* TASK OBJECTIVE
Give back all the data exactly, line by line.

* AVAILABLE DATA
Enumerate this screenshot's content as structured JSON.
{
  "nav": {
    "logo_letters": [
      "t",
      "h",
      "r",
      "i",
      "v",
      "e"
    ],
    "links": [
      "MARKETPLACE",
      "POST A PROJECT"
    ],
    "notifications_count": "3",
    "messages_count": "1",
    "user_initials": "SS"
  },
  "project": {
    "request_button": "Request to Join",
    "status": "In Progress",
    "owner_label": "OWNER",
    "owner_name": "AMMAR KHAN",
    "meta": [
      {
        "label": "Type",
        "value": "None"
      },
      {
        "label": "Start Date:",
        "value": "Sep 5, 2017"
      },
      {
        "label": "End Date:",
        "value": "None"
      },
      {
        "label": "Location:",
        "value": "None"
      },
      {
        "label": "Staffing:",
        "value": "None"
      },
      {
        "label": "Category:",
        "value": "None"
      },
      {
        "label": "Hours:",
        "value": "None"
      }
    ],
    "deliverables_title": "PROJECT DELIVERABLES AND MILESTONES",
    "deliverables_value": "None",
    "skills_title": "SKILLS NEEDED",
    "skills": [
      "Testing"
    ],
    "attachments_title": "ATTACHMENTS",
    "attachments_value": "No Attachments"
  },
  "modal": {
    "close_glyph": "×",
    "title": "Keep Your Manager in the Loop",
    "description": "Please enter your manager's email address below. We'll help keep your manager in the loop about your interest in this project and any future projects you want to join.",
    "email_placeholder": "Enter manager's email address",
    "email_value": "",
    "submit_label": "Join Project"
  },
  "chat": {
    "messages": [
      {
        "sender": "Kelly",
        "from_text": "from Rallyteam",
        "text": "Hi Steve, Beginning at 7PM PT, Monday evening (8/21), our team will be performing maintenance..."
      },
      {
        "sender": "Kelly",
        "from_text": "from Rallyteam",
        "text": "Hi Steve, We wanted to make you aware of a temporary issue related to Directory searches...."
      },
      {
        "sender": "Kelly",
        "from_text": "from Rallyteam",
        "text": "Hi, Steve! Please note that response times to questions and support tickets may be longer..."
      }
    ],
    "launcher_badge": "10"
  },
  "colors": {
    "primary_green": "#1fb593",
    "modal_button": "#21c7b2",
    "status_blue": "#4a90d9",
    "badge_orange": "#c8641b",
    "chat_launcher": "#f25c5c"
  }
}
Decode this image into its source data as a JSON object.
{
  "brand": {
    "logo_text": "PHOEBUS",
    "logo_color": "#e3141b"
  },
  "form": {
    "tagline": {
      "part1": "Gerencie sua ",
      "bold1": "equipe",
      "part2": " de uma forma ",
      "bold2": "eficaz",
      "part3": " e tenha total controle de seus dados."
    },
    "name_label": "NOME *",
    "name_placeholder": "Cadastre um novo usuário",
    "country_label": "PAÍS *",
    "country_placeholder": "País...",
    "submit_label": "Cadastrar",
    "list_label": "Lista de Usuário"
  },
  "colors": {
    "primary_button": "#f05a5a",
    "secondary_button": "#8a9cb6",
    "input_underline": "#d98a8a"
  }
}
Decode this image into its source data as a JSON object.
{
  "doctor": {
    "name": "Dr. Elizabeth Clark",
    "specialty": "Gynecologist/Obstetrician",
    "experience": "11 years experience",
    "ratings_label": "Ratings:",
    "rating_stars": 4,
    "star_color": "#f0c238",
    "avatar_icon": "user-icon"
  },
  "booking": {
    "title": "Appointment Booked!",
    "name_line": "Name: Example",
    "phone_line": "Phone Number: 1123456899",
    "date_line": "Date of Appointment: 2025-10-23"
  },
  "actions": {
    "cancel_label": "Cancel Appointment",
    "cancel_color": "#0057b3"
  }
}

* WRITTEN ANSWER
Enumerate this screenshot's content as structured JSON.
{
  "nav": {
    "logo_letters": [
      "t",
      "h",
      "r",
      "i",
      "v",
      "e"
    ],
    "links": [
      "MARKETPLACE",
      "POST A PROJECT"
    ],
    "notifications_count": "3",
    "messages_count": "1",
    "user_initials": "SS"
  },
  "project": {
    "request_button": "Request to Join",
    "status": "In Progress",
    "owner_label": "OWNER",
    "owner_name": "AMMAR KHAN",
    "meta": [
      {
        "label": "Type",
        "value": "None"
      },
      {
        "label": "Start Date:",
        "value": "Sep 5, 2017"
      },
      {
        "label": "End Date:",
        "value": "None"
      },
      {
        "label": "Location:",
        "value": "None"
      },
      {
        "label": "Staffing:",
        "value": "None"
      },
      {
        "label": "Category:",
        "value": "None"
      },
      {
        "label": "Hours:",
        "value": "None"
      }
    ],
    "deliverables_title": "PROJECT DELIVERABLES AND MILESTONES",
    "deliverables_value": "None",
    "skills_title": "SKILLS NEEDED",
    "skills": [
      "Testing"
    ],
    "attachments_title": "ATTACHMENTS",
    "attachments_value": "No Attachments"
  },
  "modal": {
    "close_glyph": "×",
    "title": "Keep Your Manager in the Loop",
    "description": "Please enter your manager's email address below. We'll help keep your manager in the loop about your interest in this project and any future projects you want to join.",
    "email_placeholder": "Enter manager's email address",
    "email_value": "",
    "submit_label": "Join Project"
  },
  "chat": {
    "messages": [
      {
        "sender": "Kelly",
        "from_text": "from Rallyteam",
        "text": "Hi Steve, Beginning at 7PM PT, Monday evening (8/21), our team will be performing maintenance..."
      },
      {
        "sender": "Kelly",
        "from_text": "from Rallyteam",
        "text": "Hi Steve, We wanted to make you aware of a temporary issue related to Directory searches...."
      },
      {
        "sender": "Kelly",
        "from_text": "from Rallyteam",
        "text": "Hi, Steve! Please note that response times to questions and support tickets may be longer..."
      }
    ],
    "launcher_badge": "10"
  },
  "colors": {
    "primary_green": "#1fb593",
    "modal_button": "#21c7b2",
    "status_blue": "#4a90d9",
    "badge_orange": "#c8641b",
    "chat_launcher": "#f25c5c"
  }
}
Decode this image into its source data as a JSON object.
{
  "brand": {
    "logo_text": "PHOEBUS",
    "logo_color": "#e3141b"
  },
  "form": {
    "tagline": {
      "part1": "Gerencie sua ",
      "bold1": "equipe",
      "part2": " de uma forma ",
      "bold2": "eficaz",
      "part3": " e tenha total controle de seus dados."
    },
    "name_label": "NOME *",
    "name_placeholder": "Cadastre um novo usuário",
    "country_label": "PAÍS *",
    "country_placeholder": "País...",
    "submit_label": "Cadastrar",
    "list_label": "Lista de Usuário"
  },
  "colors": {
    "primary_button": "#f05a5a",
    "secondary_button": "#8a9cb6",
    "input_underline": "#d98a8a"
  }
}
Decode this image into its source data as a JSON object.
{
  "doctor": {
    "name": "Dr. Elizabeth Clark",
    "specialty": "Gynecologist/Obstetrician",
    "experience": "11 years experience",
    "ratings_label": "Ratings:",
    "rating_stars": 4,
    "star_color": "#f0c238",
    "avatar_icon": "user-icon"
  },
  "booking": {
    "title": "Appointment Booked!",
    "name_line": "Name: Example",
    "phone_line": "Phone Number: 1123456899",
    "date_line": "Date of Appointment: 2025-10-23"
  },
  "actions": {
    "cancel_label": "Cancel Appointment",
    "cancel_color": "#0057b3"
  }
}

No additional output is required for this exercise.